## [Exercise]
Keep every line where the word "Gerhard" appears; drop the rest.

--- START OF Provided material ---

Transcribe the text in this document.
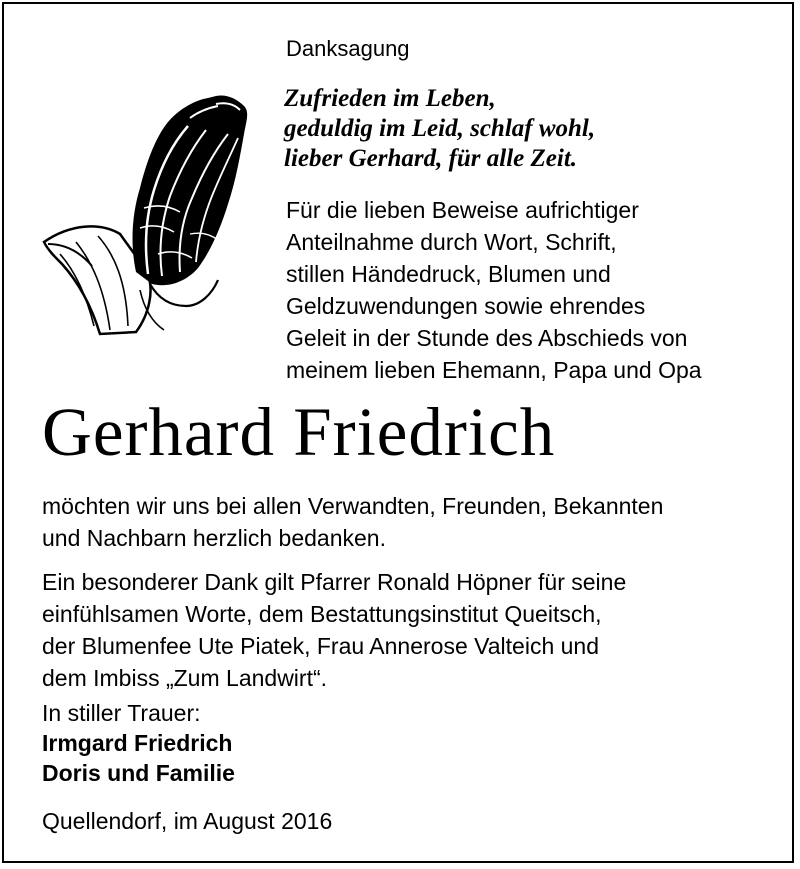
Danksagung
Zufrieden im Leben,
geduldig im Leid, schlaf wohl,
lieber Gerhard, für alle Zeit.
Für die lieben Beweise aufrichtiger
Anteilnahme durch Wort, Schrift,
stillen Händedruck, Blumen und
Geldzuwendungen sowie ehrendes
Geleit in der Stunde des Abschieds von
meinem lieben Ehemann, Papa und Opa
Gerhard Friedrich
möchten wir uns bei allen Verwandten, Freunden, Bekannten
und Nachbarn herzlich bedanken.
Ein besonderer Dank gilt Pfarrer Ronald Höpner für seine
einfühlsamen Worte, dem Bestattungsinstitut Queitsch,
der Blumenfee Ute Piatek, Frau Annerose Valteich und
dem Imbiss „Zum Landwirt“.
In stiller Trauer:
Irmgard Friedrich
Doris und Familie
Quellendorf, im August 2016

--- END OF Provided material ---

## [Full output]
lieber Gerhard, für alle Zeit.
Gerhard Friedrich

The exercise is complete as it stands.